(Records from a collection of figures)
• • •

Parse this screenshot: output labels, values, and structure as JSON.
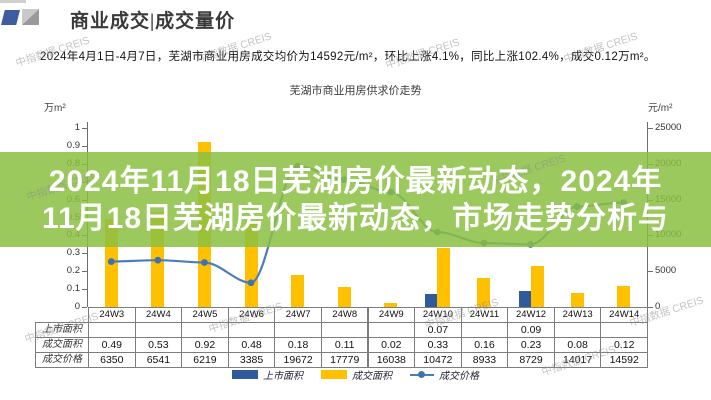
{
  "header": {
    "title": "商业成交|成交量价"
  },
  "summary": "2024年4月1日-4月7日，芜湖市商业用房成交均价为14592元/m²，环比上涨4.1%，同比上涨102.4%，成交0.12万m²。",
  "overlay": {
    "line1": "2024年11月18日芜湖房价最新动态，2024年",
    "line2": "11月18日芜湖房价最新动态，市场走势分析与"
  },
  "watermark": "中指数据 CREIS",
  "chart_data": {
    "type": "bar+line",
    "title": "芜湖市商业用房供求价走势",
    "left_axis": {
      "label": "万m²",
      "min": 0,
      "max": 1,
      "step": 0.1
    },
    "right_axis": {
      "label": "元/m²",
      "min": 0,
      "max": 25000,
      "step": 5000
    },
    "categories": [
      "24W3",
      "24W4",
      "24W5",
      "24W6",
      "24W7",
      "24W8",
      "24W9",
      "24W10",
      "24W11",
      "24W12",
      "24W13",
      "24W14"
    ],
    "series": [
      {
        "name": "上市面积",
        "type": "bar",
        "axis": "left",
        "color": "#2f5b9d",
        "values": [
          null,
          null,
          null,
          null,
          null,
          null,
          null,
          0.07,
          null,
          0.09,
          null,
          null
        ]
      },
      {
        "name": "成交面积",
        "type": "bar",
        "axis": "left",
        "color": "#ffc000",
        "values": [
          0.49,
          0.53,
          0.92,
          0.48,
          0.18,
          0.11,
          0.02,
          0.33,
          0.16,
          0.23,
          0.08,
          0.12
        ]
      },
      {
        "name": "成交价格",
        "type": "line",
        "axis": "right",
        "color": "#4c7dbb",
        "marker_color": "#3e73ae",
        "values": [
          6350,
          6541,
          6219,
          3385,
          19672,
          17779,
          16038,
          10472,
          8933,
          8729,
          14017,
          14592
        ]
      }
    ],
    "table_rows": [
      {
        "label": "上市面积",
        "values": [
          "",
          "",
          "",
          "",
          "",
          "",
          "",
          "0.07",
          "",
          "0.09",
          "",
          ""
        ]
      },
      {
        "label": "成交面积",
        "values": [
          "0.49",
          "0.53",
          "0.92",
          "0.48",
          "0.18",
          "0.11",
          "0.02",
          "0.33",
          "0.16",
          "0.23",
          "0.08",
          "0.12"
        ]
      },
      {
        "label": "成交价格",
        "values": [
          "6350",
          "6541",
          "6219",
          "3385",
          "19672",
          "17779",
          "16038",
          "10472",
          "8933",
          "8729",
          "14017",
          "14592"
        ]
      }
    ],
    "legend": [
      "上市面积",
      "成交面积",
      "成交价格"
    ],
    "grid": false,
    "legend_position": "bottom"
  }
}
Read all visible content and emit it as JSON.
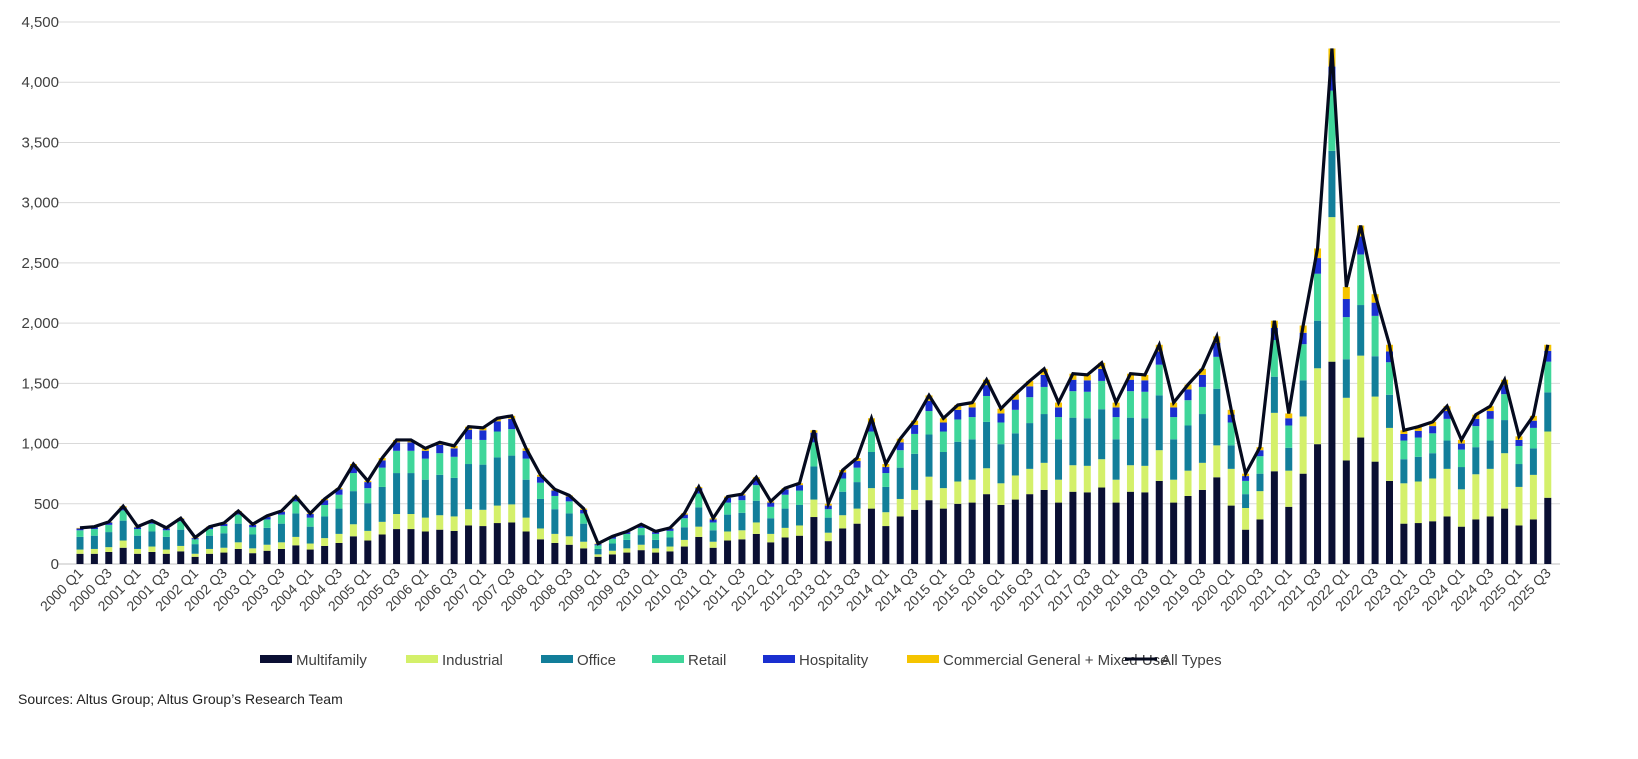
{
  "chart_data": {
    "type": "bar",
    "stacked": true,
    "ylim": [
      0,
      4500
    ],
    "yticks": [
      0,
      500,
      1000,
      1500,
      2000,
      2500,
      3000,
      3500,
      4000,
      4500
    ],
    "grid": true,
    "legend_position": "bottom",
    "start_year": 2000,
    "categories": [
      "2000 Q1",
      "2000 Q2",
      "2000 Q3",
      "2000 Q4",
      "2001 Q1",
      "2001 Q2",
      "2001 Q3",
      "2001 Q4",
      "2002 Q1",
      "2002 Q2",
      "2002 Q3",
      "2002 Q4",
      "2003 Q1",
      "2003 Q2",
      "2003 Q3",
      "2003 Q4",
      "2004 Q1",
      "2004 Q2",
      "2004 Q3",
      "2004 Q4",
      "2005 Q1",
      "2005 Q2",
      "2005 Q3",
      "2005 Q4",
      "2006 Q1",
      "2006 Q2",
      "2006 Q3",
      "2006 Q4",
      "2007 Q1",
      "2007 Q2",
      "2007 Q3",
      "2007 Q4",
      "2008 Q1",
      "2008 Q2",
      "2008 Q3",
      "2008 Q4",
      "2009 Q1",
      "2009 Q2",
      "2009 Q3",
      "2009 Q4",
      "2010 Q1",
      "2010 Q2",
      "2010 Q3",
      "2010 Q4",
      "2011 Q1",
      "2011 Q2",
      "2011 Q3",
      "2011 Q4",
      "2012 Q1",
      "2012 Q2",
      "2012 Q3",
      "2012 Q4",
      "2013 Q1",
      "2013 Q2",
      "2013 Q3",
      "2013 Q4",
      "2014 Q1",
      "2014 Q2",
      "2014 Q3",
      "2014 Q4",
      "2015 Q1",
      "2015 Q2",
      "2015 Q3",
      "2015 Q4",
      "2016 Q1",
      "2016 Q2",
      "2016 Q3",
      "2016 Q4",
      "2017 Q1",
      "2017 Q2",
      "2017 Q3",
      "2017 Q4",
      "2018 Q1",
      "2018 Q2",
      "2018 Q3",
      "2018 Q4",
      "2019 Q1",
      "2019 Q2",
      "2019 Q3",
      "2019 Q4",
      "2020 Q1",
      "2020 Q2",
      "2020 Q3",
      "2020 Q4",
      "2021 Q1",
      "2021 Q2",
      "2021 Q3",
      "2021 Q4",
      "2022 Q1",
      "2022 Q2",
      "2022 Q3",
      "2022 Q4",
      "2023 Q1",
      "2023 Q2",
      "2023 Q3",
      "2023 Q4",
      "2024 Q1",
      "2024 Q2",
      "2024 Q3",
      "2024 Q4",
      "2025 Q1",
      "2025 Q2",
      "2025 Q3"
    ],
    "series": [
      {
        "name": "Multifamily",
        "color": "#0a0f33",
        "values": [
          85,
          85,
          100,
          135,
          85,
          100,
          85,
          105,
          60,
          85,
          95,
          125,
          90,
          110,
          125,
          155,
          120,
          150,
          175,
          230,
          195,
          245,
          290,
          290,
          270,
          285,
          275,
          320,
          315,
          340,
          345,
          270,
          205,
          175,
          160,
          130,
          60,
          80,
          95,
          115,
          95,
          105,
          145,
          225,
          135,
          195,
          205,
          250,
          180,
          220,
          235,
          390,
          190,
          295,
          335,
          460,
          315,
          395,
          450,
          530,
          460,
          500,
          510,
          580,
          490,
          535,
          580,
          615,
          510,
          600,
          595,
          635,
          510,
          600,
          595,
          690,
          510,
          565,
          615,
          720,
          485,
          285,
          370,
          770,
          475,
          750,
          995,
          1680,
          860,
          1050,
          850,
          690,
          335,
          340,
          355,
          395,
          310,
          370,
          395,
          460,
          320,
          370,
          550
        ]
      },
      {
        "name": "Industrial",
        "color": "#d4f06a",
        "values": [
          35,
          40,
          40,
          60,
          40,
          45,
          35,
          45,
          25,
          40,
          40,
          55,
          40,
          50,
          55,
          70,
          50,
          65,
          75,
          100,
          80,
          105,
          125,
          125,
          115,
          120,
          120,
          135,
          135,
          145,
          150,
          115,
          90,
          75,
          70,
          55,
          20,
          30,
          35,
          45,
          35,
          40,
          55,
          85,
          50,
          75,
          75,
          95,
          70,
          80,
          85,
          145,
          70,
          110,
          125,
          170,
          115,
          145,
          165,
          195,
          170,
          185,
          190,
          215,
          180,
          200,
          210,
          225,
          190,
          220,
          220,
          235,
          190,
          220,
          220,
          255,
          190,
          210,
          225,
          265,
          305,
          180,
          235,
          485,
          300,
          475,
          630,
          1200,
          520,
          680,
          540,
          440,
          335,
          345,
          355,
          395,
          310,
          375,
          395,
          460,
          320,
          370,
          550
        ]
      },
      {
        "name": "Office",
        "color": "#127e9a",
        "values": [
          105,
          110,
          125,
          165,
          110,
          125,
          105,
          135,
          80,
          110,
          120,
          155,
          115,
          140,
          155,
          195,
          140,
          180,
          210,
          275,
          230,
          290,
          340,
          340,
          315,
          335,
          320,
          375,
          375,
          400,
          405,
          315,
          245,
          205,
          190,
          150,
          45,
          60,
          70,
          80,
          70,
          75,
          105,
          160,
          95,
          140,
          145,
          180,
          130,
          160,
          170,
          275,
          125,
          195,
          220,
          300,
          210,
          260,
          300,
          350,
          300,
          330,
          335,
          385,
          325,
          350,
          380,
          405,
          335,
          395,
          395,
          415,
          335,
          395,
          395,
          455,
          335,
          375,
          405,
          470,
          195,
          115,
          145,
          300,
          190,
          300,
          395,
          550,
          320,
          420,
          335,
          275,
          200,
          205,
          210,
          235,
          185,
          225,
          235,
          275,
          190,
          220,
          325
        ]
      },
      {
        "name": "Retail",
        "color": "#3fd69a",
        "values": [
          55,
          55,
          60,
          85,
          55,
          65,
          55,
          70,
          40,
          55,
          60,
          75,
          60,
          70,
          75,
          100,
          75,
          95,
          115,
          150,
          125,
          160,
          185,
          185,
          175,
          180,
          175,
          205,
          205,
          215,
          220,
          175,
          135,
          110,
          100,
          85,
          30,
          40,
          50,
          60,
          50,
          55,
          75,
          115,
          65,
          100,
          105,
          130,
          95,
          115,
          120,
          200,
          70,
          110,
          120,
          170,
          115,
          145,
          165,
          195,
          170,
          185,
          185,
          215,
          180,
          195,
          215,
          225,
          185,
          220,
          220,
          235,
          185,
          220,
          220,
          255,
          185,
          210,
          225,
          265,
          190,
          110,
          145,
          305,
          185,
          300,
          390,
          500,
          350,
          420,
          335,
          270,
          155,
          160,
          165,
          180,
          145,
          175,
          180,
          215,
          150,
          170,
          255
        ]
      },
      {
        "name": "Hospitality",
        "color": "#1a2fd0",
        "values": [
          15,
          15,
          20,
          25,
          15,
          20,
          15,
          20,
          10,
          15,
          20,
          25,
          20,
          20,
          25,
          30,
          30,
          40,
          45,
          60,
          50,
          60,
          70,
          70,
          65,
          70,
          70,
          80,
          80,
          85,
          85,
          65,
          50,
          45,
          40,
          30,
          10,
          15,
          15,
          25,
          15,
          20,
          30,
          45,
          25,
          40,
          40,
          50,
          35,
          45,
          45,
          80,
          30,
          50,
          55,
          75,
          50,
          65,
          75,
          85,
          75,
          80,
          80,
          90,
          75,
          85,
          90,
          100,
          80,
          95,
          95,
          100,
          80,
          95,
          95,
          110,
          80,
          90,
          100,
          115,
          65,
          40,
          50,
          100,
          60,
          95,
          130,
          200,
          150,
          150,
          110,
          90,
          55,
          55,
          60,
          65,
          50,
          60,
          65,
          75,
          50,
          60,
          90
        ]
      },
      {
        "name": "Commercial General + Mixed Use",
        "color": "#f5c400",
        "values": [
          5,
          5,
          5,
          10,
          5,
          5,
          5,
          5,
          5,
          5,
          5,
          5,
          5,
          10,
          5,
          10,
          5,
          10,
          10,
          15,
          10,
          20,
          20,
          20,
          20,
          20,
          20,
          25,
          20,
          25,
          25,
          20,
          15,
          10,
          10,
          10,
          5,
          5,
          5,
          5,
          5,
          5,
          10,
          10,
          10,
          10,
          10,
          15,
          10,
          10,
          15,
          20,
          15,
          20,
          25,
          35,
          25,
          30,
          35,
          45,
          35,
          40,
          40,
          45,
          40,
          45,
          45,
          50,
          40,
          50,
          45,
          50,
          40,
          50,
          45,
          55,
          40,
          40,
          50,
          55,
          40,
          20,
          25,
          60,
          40,
          60,
          80,
          150,
          100,
          90,
          70,
          55,
          30,
          35,
          35,
          40,
          30,
          35,
          40,
          45,
          30,
          40,
          50
        ]
      }
    ],
    "line": {
      "name": "All Types",
      "color": "#050a1e",
      "values": [
        300,
        310,
        350,
        480,
        310,
        360,
        300,
        380,
        220,
        310,
        340,
        440,
        330,
        400,
        440,
        560,
        420,
        540,
        630,
        830,
        690,
        880,
        1030,
        1030,
        960,
        1010,
        980,
        1140,
        1130,
        1210,
        1230,
        960,
        740,
        620,
        570,
        460,
        170,
        230,
        270,
        330,
        270,
        300,
        420,
        640,
        380,
        560,
        580,
        720,
        520,
        630,
        670,
        1110,
        500,
        780,
        880,
        1210,
        830,
        1040,
        1190,
        1400,
        1210,
        1320,
        1340,
        1530,
        1290,
        1410,
        1520,
        1620,
        1340,
        1580,
        1570,
        1670,
        1340,
        1580,
        1570,
        1820,
        1340,
        1490,
        1620,
        1890,
        1280,
        750,
        970,
        2020,
        1250,
        1980,
        2620,
        4280,
        2300,
        2810,
        2240,
        1820,
        1110,
        1140,
        1180,
        1310,
        1030,
        1240,
        1310,
        1530,
        1060,
        1230,
        1820
      ]
    },
    "ytick_labels": [
      "0",
      "500",
      "1,000",
      "1,500",
      "2,000",
      "2,500",
      "3,000",
      "3,500",
      "4,000",
      "4,500"
    ]
  },
  "legend": [
    "Multifamily",
    "Industrial",
    "Office",
    "Retail",
    "Hospitality",
    "Commercial General + Mixed Use",
    "All Types"
  ],
  "source": "Sources: Altus Group; Altus Group’s Research Team"
}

• • •

**Problem details:** Give only the number of lines in the entries above that contain the string "name".

**Solution for this problem:** 10